● **Record excerpts**:
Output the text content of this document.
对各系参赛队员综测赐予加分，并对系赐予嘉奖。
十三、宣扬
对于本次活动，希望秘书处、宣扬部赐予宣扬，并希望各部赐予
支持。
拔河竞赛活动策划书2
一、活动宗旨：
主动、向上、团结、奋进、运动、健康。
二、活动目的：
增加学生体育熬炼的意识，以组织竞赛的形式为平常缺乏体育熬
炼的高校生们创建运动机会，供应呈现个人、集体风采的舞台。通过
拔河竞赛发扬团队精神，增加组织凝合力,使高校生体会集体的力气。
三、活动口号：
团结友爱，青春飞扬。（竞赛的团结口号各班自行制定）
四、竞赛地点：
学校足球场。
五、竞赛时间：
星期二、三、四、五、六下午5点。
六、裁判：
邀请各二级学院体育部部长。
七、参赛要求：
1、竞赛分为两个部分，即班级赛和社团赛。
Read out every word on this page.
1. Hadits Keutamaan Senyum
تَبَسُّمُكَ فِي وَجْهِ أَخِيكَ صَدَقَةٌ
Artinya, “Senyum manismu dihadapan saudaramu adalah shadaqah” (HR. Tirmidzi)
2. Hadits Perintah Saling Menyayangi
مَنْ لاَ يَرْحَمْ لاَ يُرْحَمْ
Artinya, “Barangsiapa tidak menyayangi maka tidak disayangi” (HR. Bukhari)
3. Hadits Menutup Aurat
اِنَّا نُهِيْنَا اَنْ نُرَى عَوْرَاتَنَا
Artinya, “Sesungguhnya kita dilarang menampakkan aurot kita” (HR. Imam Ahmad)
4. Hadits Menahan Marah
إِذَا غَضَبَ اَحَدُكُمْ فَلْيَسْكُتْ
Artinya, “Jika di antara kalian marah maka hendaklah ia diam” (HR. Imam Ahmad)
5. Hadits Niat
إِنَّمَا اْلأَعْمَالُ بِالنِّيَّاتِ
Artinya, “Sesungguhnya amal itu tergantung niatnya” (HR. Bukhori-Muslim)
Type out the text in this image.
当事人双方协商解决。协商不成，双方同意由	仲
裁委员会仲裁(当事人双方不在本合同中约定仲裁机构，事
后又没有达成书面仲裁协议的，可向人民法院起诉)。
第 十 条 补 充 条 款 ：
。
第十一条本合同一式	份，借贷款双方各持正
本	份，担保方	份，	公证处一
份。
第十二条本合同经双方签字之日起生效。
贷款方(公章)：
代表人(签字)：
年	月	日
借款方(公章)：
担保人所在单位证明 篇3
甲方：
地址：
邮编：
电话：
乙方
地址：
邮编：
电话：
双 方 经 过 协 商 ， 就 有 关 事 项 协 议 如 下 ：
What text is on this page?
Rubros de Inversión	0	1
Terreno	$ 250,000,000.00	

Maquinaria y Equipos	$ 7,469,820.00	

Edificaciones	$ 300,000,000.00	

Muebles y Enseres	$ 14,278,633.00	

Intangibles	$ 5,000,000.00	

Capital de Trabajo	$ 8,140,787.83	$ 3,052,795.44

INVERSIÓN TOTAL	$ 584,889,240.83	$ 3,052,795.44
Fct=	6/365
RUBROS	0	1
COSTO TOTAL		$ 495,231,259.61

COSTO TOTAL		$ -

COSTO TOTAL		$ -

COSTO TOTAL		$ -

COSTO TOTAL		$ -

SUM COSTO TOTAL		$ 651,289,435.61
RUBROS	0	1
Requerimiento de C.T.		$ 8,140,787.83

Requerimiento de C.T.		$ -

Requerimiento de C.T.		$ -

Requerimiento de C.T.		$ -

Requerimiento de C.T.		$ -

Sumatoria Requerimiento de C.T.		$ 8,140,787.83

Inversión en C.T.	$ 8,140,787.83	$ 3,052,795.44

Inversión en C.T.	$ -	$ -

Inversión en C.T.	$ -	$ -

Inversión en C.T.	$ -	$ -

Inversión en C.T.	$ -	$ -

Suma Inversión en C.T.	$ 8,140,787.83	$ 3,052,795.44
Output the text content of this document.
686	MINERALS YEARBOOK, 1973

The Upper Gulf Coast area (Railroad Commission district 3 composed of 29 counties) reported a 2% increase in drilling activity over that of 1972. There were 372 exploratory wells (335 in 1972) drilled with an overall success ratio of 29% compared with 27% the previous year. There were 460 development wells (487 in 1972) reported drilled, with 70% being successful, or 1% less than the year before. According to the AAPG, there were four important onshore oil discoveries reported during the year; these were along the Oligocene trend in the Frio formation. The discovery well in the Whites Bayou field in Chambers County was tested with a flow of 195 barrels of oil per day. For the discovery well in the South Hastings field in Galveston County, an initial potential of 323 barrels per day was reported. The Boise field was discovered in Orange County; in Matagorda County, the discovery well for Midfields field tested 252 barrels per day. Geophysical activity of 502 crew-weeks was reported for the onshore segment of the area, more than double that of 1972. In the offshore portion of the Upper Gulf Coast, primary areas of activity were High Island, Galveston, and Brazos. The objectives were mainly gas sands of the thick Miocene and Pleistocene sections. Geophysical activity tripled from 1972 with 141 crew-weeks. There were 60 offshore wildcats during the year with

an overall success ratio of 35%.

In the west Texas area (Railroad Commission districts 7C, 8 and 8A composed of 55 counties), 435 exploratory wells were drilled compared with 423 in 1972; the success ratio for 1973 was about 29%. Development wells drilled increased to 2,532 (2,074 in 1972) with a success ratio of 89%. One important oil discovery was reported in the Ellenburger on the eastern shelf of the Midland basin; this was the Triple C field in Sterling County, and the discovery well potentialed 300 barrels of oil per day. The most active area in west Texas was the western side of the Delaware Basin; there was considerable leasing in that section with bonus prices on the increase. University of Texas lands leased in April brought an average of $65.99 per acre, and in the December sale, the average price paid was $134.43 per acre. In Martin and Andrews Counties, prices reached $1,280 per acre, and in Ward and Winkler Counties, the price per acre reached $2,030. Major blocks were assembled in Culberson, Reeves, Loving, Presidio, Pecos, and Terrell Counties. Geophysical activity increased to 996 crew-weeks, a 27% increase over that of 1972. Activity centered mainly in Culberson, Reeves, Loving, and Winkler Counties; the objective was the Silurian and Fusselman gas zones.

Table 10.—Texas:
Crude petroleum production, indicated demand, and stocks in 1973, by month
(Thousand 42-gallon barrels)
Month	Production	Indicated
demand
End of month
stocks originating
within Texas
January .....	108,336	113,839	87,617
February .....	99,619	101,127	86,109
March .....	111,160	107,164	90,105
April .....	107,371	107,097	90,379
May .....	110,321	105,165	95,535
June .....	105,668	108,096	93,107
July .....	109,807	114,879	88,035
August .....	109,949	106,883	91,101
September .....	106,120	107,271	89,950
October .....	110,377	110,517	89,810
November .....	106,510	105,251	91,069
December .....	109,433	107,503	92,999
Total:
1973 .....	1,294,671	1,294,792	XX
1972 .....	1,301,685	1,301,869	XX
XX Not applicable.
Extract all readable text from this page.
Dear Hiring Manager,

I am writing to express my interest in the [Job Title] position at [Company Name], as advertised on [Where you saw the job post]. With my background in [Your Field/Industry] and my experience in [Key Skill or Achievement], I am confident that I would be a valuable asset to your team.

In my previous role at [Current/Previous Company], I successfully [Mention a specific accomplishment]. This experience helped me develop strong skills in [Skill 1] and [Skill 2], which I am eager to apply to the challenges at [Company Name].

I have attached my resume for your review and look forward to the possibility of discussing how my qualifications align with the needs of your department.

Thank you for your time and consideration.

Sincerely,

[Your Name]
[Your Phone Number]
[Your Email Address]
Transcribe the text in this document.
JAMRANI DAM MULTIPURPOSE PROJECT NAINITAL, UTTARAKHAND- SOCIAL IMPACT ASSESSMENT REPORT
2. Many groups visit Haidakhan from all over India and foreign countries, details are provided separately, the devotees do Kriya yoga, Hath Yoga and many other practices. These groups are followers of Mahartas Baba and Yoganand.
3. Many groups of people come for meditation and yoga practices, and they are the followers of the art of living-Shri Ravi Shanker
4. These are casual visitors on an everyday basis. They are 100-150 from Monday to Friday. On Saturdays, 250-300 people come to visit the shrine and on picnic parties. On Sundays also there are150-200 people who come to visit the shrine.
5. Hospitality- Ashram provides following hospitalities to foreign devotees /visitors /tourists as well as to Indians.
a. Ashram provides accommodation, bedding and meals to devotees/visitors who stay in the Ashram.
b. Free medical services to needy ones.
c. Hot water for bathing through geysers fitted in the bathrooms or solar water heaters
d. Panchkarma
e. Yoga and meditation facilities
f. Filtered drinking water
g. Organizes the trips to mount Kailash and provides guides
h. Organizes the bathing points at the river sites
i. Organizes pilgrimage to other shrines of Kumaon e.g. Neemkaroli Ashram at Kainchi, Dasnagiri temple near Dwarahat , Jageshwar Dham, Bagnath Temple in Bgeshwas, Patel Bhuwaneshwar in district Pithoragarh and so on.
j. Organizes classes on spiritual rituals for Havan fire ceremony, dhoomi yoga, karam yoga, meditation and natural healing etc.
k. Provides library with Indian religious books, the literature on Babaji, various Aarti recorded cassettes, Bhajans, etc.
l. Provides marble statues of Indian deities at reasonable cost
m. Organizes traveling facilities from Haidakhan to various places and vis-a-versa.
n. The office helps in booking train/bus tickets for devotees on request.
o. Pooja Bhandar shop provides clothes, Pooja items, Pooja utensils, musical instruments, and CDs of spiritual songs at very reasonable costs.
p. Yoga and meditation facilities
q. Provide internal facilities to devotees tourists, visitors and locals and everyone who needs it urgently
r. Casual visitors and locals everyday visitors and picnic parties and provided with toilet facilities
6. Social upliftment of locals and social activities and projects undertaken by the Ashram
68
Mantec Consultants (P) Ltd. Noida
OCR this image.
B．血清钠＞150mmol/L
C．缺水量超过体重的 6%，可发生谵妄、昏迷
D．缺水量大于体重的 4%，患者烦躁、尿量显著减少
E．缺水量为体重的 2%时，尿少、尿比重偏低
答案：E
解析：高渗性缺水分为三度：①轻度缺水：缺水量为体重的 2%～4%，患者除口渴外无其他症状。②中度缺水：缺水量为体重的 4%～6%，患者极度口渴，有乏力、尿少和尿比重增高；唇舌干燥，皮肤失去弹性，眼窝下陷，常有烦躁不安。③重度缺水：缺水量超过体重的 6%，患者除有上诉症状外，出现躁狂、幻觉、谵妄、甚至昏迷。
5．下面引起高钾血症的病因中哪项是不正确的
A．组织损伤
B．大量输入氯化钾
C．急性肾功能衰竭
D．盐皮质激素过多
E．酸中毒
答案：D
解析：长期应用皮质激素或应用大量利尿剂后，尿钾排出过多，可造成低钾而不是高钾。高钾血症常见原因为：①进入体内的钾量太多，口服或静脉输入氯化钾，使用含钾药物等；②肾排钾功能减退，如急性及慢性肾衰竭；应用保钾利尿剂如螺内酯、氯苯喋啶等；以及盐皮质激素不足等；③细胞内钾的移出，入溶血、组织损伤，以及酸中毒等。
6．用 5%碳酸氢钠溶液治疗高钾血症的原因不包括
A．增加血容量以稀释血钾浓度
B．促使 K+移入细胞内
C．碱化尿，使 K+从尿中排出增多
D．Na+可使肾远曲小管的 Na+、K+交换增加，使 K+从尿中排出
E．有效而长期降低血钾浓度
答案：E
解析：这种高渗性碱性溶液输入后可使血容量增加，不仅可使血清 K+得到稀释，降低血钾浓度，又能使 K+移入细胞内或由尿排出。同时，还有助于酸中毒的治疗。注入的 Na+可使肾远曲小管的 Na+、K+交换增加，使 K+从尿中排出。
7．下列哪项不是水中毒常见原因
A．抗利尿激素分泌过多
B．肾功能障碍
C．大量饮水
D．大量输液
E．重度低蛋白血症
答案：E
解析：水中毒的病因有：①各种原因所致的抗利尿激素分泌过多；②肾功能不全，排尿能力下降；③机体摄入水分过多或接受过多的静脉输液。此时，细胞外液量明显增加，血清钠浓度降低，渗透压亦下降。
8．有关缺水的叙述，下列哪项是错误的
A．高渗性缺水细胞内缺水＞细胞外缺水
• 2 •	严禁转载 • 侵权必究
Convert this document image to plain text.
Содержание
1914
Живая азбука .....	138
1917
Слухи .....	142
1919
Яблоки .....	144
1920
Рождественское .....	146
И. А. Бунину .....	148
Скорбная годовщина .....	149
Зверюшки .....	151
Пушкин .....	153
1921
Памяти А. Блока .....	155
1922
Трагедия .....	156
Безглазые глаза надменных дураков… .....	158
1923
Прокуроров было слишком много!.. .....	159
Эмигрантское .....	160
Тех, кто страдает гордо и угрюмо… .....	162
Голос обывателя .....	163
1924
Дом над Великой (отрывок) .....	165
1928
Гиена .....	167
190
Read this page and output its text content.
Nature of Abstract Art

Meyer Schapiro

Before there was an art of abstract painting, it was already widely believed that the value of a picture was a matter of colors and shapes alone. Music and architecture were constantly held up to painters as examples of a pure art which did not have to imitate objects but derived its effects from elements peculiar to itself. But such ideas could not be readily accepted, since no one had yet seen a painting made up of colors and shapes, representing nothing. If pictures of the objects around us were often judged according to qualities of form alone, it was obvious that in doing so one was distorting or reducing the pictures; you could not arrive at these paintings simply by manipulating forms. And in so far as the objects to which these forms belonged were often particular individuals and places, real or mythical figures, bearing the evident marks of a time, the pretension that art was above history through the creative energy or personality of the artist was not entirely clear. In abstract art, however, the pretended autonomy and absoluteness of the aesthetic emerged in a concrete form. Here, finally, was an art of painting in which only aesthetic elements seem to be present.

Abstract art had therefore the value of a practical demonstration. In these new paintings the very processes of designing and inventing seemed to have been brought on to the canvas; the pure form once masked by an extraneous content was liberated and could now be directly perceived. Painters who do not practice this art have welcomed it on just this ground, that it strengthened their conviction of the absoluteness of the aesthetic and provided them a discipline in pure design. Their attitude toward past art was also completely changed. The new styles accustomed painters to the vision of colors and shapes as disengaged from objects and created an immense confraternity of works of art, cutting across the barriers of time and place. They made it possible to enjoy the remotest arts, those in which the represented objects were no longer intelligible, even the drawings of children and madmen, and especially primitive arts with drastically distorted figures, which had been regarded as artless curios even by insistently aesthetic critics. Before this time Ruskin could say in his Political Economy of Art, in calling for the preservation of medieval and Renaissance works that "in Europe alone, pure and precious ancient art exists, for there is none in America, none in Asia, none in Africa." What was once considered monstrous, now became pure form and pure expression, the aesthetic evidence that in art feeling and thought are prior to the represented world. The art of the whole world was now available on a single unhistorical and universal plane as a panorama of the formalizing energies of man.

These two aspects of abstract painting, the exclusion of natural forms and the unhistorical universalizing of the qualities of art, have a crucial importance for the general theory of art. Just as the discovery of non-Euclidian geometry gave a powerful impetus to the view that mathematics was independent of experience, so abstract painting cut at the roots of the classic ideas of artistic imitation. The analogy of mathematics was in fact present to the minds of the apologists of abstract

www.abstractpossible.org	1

● **Task to carry out**: From the records, copy every line that has the string "groups" in it.

● **Task response**:
2. Many groups visit Haidakhan from all over India and foreign countries, details are provided separately, the devotees do Kriya yoga, Hath Yoga and many other practices. These groups are followers of Mahartas Baba and Yoganand.
3. Many groups of people come for meditation and yoga practices, and they are the followers of the art of living-Shri Ravi Shanker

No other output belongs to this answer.